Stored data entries
________________________________________
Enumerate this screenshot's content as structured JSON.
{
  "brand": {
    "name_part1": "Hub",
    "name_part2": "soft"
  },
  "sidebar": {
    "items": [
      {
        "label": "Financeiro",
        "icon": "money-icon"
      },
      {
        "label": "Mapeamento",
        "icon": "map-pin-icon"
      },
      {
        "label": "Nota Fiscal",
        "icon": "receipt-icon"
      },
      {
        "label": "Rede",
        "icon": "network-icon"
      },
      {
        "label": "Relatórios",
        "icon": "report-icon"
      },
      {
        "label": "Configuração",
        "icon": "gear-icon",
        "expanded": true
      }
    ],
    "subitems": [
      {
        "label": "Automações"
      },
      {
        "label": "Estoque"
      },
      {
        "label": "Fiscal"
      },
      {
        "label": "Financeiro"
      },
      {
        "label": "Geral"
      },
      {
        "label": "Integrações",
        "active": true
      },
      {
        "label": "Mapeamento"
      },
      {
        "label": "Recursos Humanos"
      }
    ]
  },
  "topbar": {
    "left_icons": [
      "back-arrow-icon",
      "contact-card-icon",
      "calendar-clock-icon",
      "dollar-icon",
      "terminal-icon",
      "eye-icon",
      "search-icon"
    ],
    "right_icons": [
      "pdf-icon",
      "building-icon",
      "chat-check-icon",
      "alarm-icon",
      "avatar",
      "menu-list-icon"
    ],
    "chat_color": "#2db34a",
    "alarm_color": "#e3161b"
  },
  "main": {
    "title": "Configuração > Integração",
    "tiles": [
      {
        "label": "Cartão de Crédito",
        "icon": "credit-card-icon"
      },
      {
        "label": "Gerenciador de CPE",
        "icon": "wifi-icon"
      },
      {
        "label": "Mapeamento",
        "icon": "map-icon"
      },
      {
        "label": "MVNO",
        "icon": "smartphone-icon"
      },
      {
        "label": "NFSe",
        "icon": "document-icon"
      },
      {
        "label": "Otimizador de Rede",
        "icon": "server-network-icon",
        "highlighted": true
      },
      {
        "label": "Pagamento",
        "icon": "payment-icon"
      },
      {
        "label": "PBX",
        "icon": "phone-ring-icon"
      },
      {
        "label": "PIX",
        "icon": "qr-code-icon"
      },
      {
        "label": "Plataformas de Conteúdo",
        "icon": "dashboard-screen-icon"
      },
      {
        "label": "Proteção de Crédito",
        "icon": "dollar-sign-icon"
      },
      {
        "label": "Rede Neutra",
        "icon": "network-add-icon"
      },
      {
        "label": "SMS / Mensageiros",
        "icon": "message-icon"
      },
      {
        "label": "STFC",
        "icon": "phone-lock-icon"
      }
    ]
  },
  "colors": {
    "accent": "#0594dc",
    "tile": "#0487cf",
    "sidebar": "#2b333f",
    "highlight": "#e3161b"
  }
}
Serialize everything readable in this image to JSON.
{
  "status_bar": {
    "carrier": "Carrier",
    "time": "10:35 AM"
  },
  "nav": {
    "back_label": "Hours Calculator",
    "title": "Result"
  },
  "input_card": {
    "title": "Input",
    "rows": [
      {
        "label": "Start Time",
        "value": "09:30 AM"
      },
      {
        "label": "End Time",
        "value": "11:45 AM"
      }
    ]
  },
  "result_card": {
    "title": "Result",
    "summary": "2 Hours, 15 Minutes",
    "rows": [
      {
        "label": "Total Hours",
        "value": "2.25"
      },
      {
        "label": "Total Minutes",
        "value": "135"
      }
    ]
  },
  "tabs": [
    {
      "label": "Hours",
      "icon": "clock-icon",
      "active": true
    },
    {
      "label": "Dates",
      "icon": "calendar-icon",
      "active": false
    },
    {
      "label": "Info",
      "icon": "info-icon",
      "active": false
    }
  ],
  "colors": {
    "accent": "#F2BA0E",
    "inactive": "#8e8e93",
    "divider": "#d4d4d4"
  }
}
________________________________________
Every line of the data above should be reproduced word for word.

*ANSWER BELOW*.
Enumerate this screenshot's content as structured JSON.
{
  "brand": {
    "name_part1": "Hub",
    "name_part2": "soft"
  },
  "sidebar": {
    "items": [
      {
        "label": "Financeiro",
        "icon": "money-icon"
      },
      {
        "label": "Mapeamento",
        "icon": "map-pin-icon"
      },
      {
        "label": "Nota Fiscal",
        "icon": "receipt-icon"
      },
      {
        "label": "Rede",
        "icon": "network-icon"
      },
      {
        "label": "Relatórios",
        "icon": "report-icon"
      },
      {
        "label": "Configuração",
        "icon": "gear-icon",
        "expanded": true
      }
    ],
    "subitems": [
      {
        "label": "Automações"
      },
      {
        "label": "Estoque"
      },
      {
        "label": "Fiscal"
      },
      {
        "label": "Financeiro"
      },
      {
        "label": "Geral"
      },
      {
        "label": "Integrações",
        "active": true
      },
      {
        "label": "Mapeamento"
      },
      {
        "label": "Recursos Humanos"
      }
    ]
  },
  "topbar": {
    "left_icons": [
      "back-arrow-icon",
      "contact-card-icon",
      "calendar-clock-icon",
      "dollar-icon",
      "terminal-icon",
      "eye-icon",
      "search-icon"
    ],
    "right_icons": [
      "pdf-icon",
      "building-icon",
      "chat-check-icon",
      "alarm-icon",
      "avatar",
      "menu-list-icon"
    ],
    "chat_color": "#2db34a",
    "alarm_color": "#e3161b"
  },
  "main": {
    "title": "Configuração > Integração",
    "tiles": [
      {
        "label": "Cartão de Crédito",
        "icon": "credit-card-icon"
      },
      {
        "label": "Gerenciador de CPE",
        "icon": "wifi-icon"
      },
      {
        "label": "Mapeamento",
        "icon": "map-icon"
      },
      {
        "label": "MVNO",
        "icon": "smartphone-icon"
      },
      {
        "label": "NFSe",
        "icon": "document-icon"
      },
      {
        "label": "Otimizador de Rede",
        "icon": "server-network-icon",
        "highlighted": true
      },
      {
        "label": "Pagamento",
        "icon": "payment-icon"
      },
      {
        "label": "PBX",
        "icon": "phone-ring-icon"
      },
      {
        "label": "PIX",
        "icon": "qr-code-icon"
      },
      {
        "label": "Plataformas de Conteúdo",
        "icon": "dashboard-screen-icon"
      },
      {
        "label": "Proteção de Crédito",
        "icon": "dollar-sign-icon"
      },
      {
        "label": "Rede Neutra",
        "icon": "network-add-icon"
      },
      {
        "label": "SMS / Mensageiros",
        "icon": "message-icon"
      },
      {
        "label": "STFC",
        "icon": "phone-lock-icon"
      }
    ]
  },
  "colors": {
    "accent": "#0594dc",
    "tile": "#0487cf",
    "sidebar": "#2b333f",
    "highlight": "#e3161b"
  }
}
Serialize everything readable in this image to JSON.
{
  "status_bar": {
    "carrier": "Carrier",
    "time": "10:35 AM"
  },
  "nav": {
    "back_label": "Hours Calculator",
    "title": "Result"
  },
  "input_card": {
    "title": "Input",
    "rows": [
      {
        "label": "Start Time",
        "value": "09:30 AM"
      },
      {
        "label": "End Time",
        "value": "11:45 AM"
      }
    ]
  },
  "result_card": {
    "title": "Result",
    "summary": "2 Hours, 15 Minutes",
    "rows": [
      {
        "label": "Total Hours",
        "value": "2.25"
      },
      {
        "label": "Total Minutes",
        "value": "135"
      }
    ]
  },
  "tabs": [
    {
      "label": "Hours",
      "icon": "clock-icon",
      "active": true
    },
    {
      "label": "Dates",
      "icon": "calendar-icon",
      "active": false
    },
    {
      "label": "Info",
      "icon": "info-icon",
      "active": false
    }
  ],
  "colors": {
    "accent": "#F2BA0E",
    "inactive": "#8e8e93",
    "divider": "#d4d4d4"
  }
}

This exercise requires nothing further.